+++ Data extract +++
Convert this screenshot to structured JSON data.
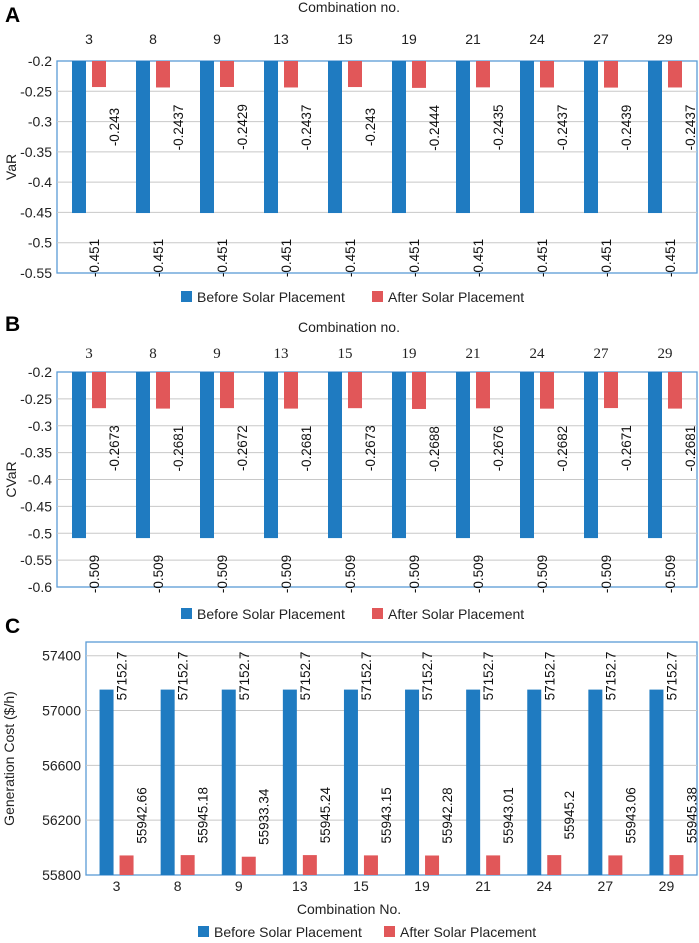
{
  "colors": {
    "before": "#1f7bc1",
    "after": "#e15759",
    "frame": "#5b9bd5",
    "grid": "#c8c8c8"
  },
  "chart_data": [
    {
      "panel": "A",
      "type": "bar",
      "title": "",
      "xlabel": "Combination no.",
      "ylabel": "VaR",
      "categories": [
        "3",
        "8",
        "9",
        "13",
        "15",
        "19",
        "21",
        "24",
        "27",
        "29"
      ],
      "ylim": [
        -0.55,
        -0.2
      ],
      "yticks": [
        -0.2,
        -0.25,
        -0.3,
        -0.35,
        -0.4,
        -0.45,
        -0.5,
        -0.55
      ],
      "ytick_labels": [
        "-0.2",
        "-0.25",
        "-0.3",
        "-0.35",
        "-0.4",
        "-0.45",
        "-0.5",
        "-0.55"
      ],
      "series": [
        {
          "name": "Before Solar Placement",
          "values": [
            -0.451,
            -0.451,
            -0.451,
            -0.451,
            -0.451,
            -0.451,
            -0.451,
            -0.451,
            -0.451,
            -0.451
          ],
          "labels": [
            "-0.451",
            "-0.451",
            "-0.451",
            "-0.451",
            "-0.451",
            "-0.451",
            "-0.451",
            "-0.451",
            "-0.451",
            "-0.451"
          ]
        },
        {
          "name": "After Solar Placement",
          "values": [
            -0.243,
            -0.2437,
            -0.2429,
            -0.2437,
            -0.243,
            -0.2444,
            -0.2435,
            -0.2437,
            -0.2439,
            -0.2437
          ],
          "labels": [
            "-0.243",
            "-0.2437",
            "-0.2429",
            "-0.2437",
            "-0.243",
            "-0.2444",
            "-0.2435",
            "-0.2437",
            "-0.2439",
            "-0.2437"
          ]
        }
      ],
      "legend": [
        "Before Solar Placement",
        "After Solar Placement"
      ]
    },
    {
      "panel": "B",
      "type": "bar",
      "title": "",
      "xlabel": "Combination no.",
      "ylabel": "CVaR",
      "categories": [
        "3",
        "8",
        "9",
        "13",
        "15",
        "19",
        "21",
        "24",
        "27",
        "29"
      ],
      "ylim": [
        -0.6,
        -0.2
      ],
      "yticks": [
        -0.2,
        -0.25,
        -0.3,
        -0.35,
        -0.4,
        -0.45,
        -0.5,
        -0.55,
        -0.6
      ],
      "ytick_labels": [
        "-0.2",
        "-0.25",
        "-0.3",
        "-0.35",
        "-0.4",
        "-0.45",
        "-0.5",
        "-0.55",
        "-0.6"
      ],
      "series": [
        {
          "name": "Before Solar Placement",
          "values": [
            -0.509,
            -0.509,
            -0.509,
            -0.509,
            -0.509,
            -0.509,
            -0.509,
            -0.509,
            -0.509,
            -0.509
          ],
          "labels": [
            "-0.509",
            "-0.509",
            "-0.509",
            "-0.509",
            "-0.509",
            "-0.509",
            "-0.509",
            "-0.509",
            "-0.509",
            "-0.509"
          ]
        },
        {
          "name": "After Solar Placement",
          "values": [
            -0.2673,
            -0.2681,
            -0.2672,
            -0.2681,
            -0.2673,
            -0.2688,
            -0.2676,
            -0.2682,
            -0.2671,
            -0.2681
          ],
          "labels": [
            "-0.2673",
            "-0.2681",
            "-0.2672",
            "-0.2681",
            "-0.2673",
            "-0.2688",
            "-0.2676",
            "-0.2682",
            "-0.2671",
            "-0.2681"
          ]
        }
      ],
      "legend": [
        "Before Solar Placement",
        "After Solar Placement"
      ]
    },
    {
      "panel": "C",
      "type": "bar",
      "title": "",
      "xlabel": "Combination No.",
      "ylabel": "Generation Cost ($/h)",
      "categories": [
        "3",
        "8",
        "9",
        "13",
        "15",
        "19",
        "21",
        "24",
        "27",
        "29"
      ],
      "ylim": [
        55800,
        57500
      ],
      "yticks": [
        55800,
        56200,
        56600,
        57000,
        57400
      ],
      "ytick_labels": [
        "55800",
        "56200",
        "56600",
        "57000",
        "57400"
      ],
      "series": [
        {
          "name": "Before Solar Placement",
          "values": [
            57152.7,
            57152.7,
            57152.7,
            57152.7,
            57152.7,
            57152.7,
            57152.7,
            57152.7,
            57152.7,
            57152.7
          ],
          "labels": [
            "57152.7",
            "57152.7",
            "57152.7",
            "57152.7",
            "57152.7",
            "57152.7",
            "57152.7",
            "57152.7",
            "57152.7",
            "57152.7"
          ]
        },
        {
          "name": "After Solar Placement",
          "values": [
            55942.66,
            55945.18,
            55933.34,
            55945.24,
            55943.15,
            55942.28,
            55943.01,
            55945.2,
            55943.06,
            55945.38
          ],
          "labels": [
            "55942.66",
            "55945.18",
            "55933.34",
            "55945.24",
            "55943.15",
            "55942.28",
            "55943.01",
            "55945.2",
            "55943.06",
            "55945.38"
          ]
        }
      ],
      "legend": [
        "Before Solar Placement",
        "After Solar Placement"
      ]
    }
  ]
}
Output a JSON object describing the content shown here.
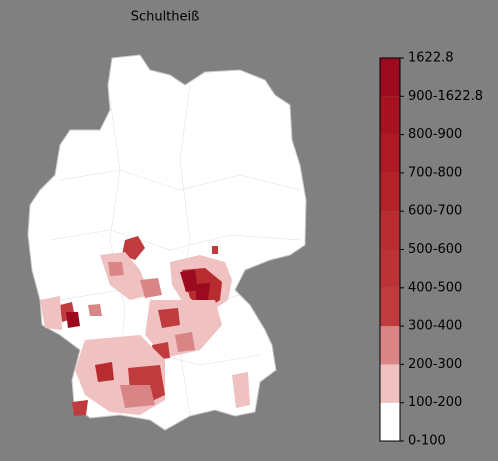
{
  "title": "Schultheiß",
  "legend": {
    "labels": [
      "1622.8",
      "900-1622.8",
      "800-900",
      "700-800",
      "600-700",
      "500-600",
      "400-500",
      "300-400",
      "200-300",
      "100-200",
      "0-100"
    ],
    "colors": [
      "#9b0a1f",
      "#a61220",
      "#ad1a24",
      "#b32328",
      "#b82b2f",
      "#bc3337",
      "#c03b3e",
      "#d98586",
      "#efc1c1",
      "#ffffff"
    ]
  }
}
+++
[What is expected] State only the count of lines above that hold the string "JSON".

[Solution] 2